▸ Task details:
Update the data below so that every instance of "Accounting" reads "Finance", keeping everything else the same.

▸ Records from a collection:
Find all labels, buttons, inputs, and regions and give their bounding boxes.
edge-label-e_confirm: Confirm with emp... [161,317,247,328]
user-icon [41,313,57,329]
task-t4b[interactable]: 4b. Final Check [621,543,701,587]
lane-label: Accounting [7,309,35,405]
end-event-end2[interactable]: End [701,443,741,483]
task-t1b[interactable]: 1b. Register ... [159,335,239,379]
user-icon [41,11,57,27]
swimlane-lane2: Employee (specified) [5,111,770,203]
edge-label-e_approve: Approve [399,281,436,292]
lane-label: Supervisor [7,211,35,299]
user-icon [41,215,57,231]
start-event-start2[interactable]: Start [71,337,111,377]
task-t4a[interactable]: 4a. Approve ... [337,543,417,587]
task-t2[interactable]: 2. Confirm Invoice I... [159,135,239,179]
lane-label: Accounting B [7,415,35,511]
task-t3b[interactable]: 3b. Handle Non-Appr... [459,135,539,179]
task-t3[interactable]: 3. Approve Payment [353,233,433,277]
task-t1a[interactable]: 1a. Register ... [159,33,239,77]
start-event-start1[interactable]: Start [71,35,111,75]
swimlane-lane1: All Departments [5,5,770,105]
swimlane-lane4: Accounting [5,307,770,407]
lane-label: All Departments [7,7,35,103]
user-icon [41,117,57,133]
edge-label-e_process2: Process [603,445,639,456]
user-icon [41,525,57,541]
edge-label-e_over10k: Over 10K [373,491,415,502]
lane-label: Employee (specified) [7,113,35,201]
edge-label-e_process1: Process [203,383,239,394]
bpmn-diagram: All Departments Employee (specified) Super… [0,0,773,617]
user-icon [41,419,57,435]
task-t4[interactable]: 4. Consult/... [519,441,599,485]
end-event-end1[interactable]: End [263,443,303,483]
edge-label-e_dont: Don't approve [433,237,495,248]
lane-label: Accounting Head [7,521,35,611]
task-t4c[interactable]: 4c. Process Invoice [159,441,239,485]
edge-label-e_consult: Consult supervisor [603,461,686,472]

▸ Solution for this problem:
Find all labels, buttons, inputs, and regions and give their bounding boxes.
edge-label-e_confirm: Confirm with emp... [161,317,247,328]
user-icon [41,313,57,329]
task-t4b[interactable]: 4b. Final Check [621,543,701,587]
lane-label: Finance [7,309,35,405]
end-event-end2[interactable]: End [701,443,741,483]
task-t1b[interactable]: 1b. Register ... [159,335,239,379]
user-icon [41,11,57,27]
swimlane-lane2: Employee (specified) [5,111,770,203]
edge-label-e_approve: Approve [399,281,436,292]
lane-label: Supervisor [7,211,35,299]
user-icon [41,215,57,231]
start-event-start2[interactable]: Start [71,337,111,377]
task-t4a[interactable]: 4a. Approve ... [337,543,417,587]
task-t2[interactable]: 2. Confirm Invoice I... [159,135,239,179]
lane-label: Finance B [7,415,35,511]
task-t3b[interactable]: 3b. Handle Non-Appr... [459,135,539,179]
task-t3[interactable]: 3. Approve Payment [353,233,433,277]
task-t1a[interactable]: 1a. Register ... [159,33,239,77]
start-event-start1[interactable]: Start [71,35,111,75]
swimlane-lane1: All Departments [5,5,770,105]
swimlane-lane4: Finance [5,307,770,407]
lane-label: All Departments [7,7,35,103]
user-icon [41,117,57,133]
edge-label-e_process2: Process [603,445,639,456]
user-icon [41,525,57,541]
edge-label-e_over10k: Over 10K [373,491,415,502]
lane-label: Employee (specified) [7,113,35,201]
edge-label-e_process1: Process [203,383,239,394]
bpmn-diagram: All Departments Employee (specified) Super… [0,0,773,617]
user-icon [41,419,57,435]
task-t4[interactable]: 4. Consult/... [519,441,599,485]
end-event-end1[interactable]: End [263,443,303,483]
edge-label-e_dont: Don't approve [433,237,495,248]
lane-label: Finance Head [7,521,35,611]
task-t4c[interactable]: 4c. Process Invoice [159,441,239,485]
edge-label-e_consult: Consult supervisor [603,461,686,472]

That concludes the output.